→ **Task to complete**: In your copy, include every line of the listing below exactly but none of the pictures.

→ **Stored dataset items**:
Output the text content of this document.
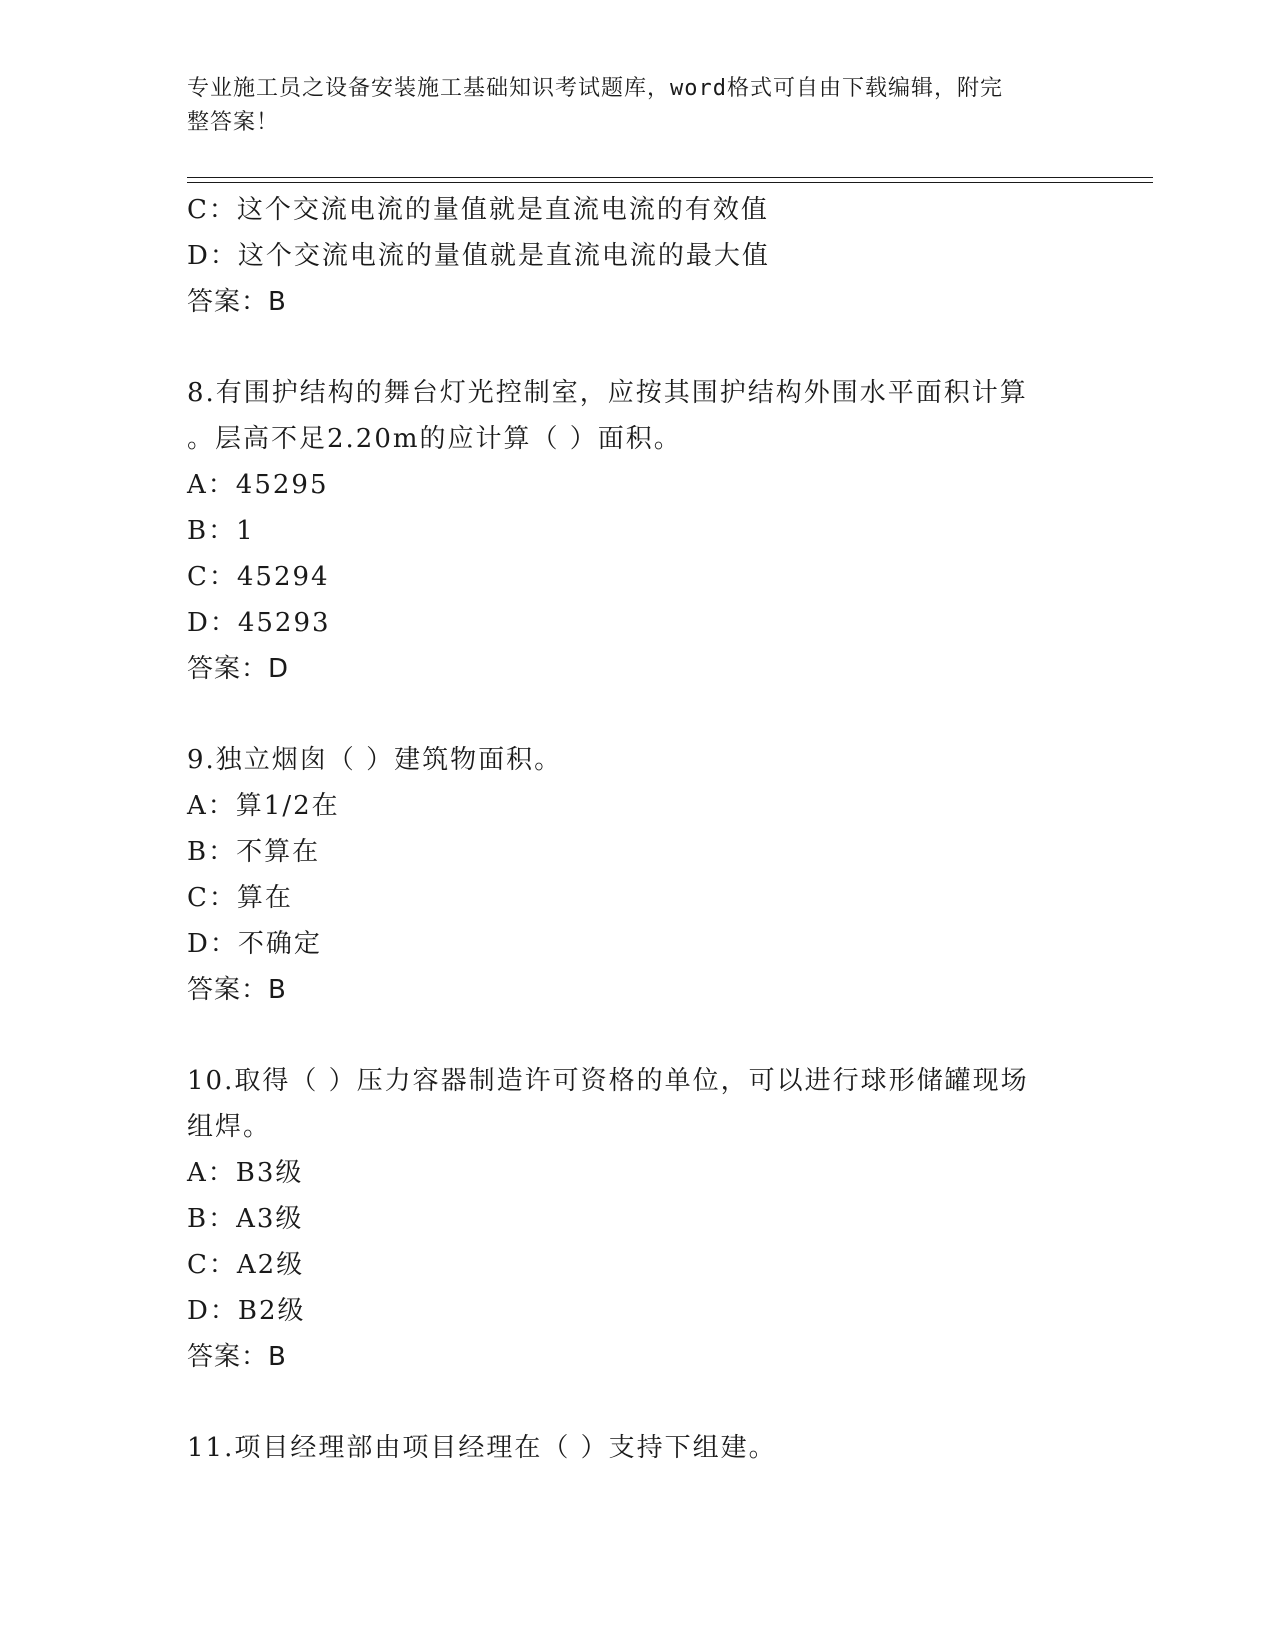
专业施工员之设备安装施工基础知识考试题库，word格式可自由下载编辑，附完
整答案！
C：这个交流电流的量值就是直流电流的有效值
D：这个交流电流的量值就是直流电流的最大值
答案：B
8.有围护结构的舞台灯光控制室，应按其围护结构外围水平面积计算
。层高不足2.20m的应计算（ ）面积。
A：45295
B：1
C：45294
D：45293
答案：D
9.独立烟囱（ ）建筑物面积。
A：算1/2在
B：不算在
C：算在
D：不确定
答案：B
10.取得（ ）压力容器制造许可资格的单位，可以进行球形储罐现场
组焊。
A：B3级
B：A3级
C：A2级
D：B2级
答案：B
11.项目经理部由项目经理在（ ）支持下组建。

→ **Output for this exercise**:
Output the text content of this document.
专业施工员之设备安装施工基础知识考试题库，word格式可自由下载编辑，附完
整答案！
C：这个交流电流的量值就是直流电流的有效值
D：这个交流电流的量值就是直流电流的最大值
答案：B
8.有围护结构的舞台灯光控制室，应按其围护结构外围水平面积计算
。层高不足2.20m的应计算（ ）面积。
A：45295
B：1
C：45294
D：45293
答案：D
9.独立烟囱（ ）建筑物面积。
A：算1/2在
B：不算在
C：算在
D：不确定
答案：B
10.取得（ ）压力容器制造许可资格的单位，可以进行球形储罐现场
组焊。
A：B3级
B：A3级
C：A2级
D：B2级
答案：B
11.项目经理部由项目经理在（ ）支持下组建。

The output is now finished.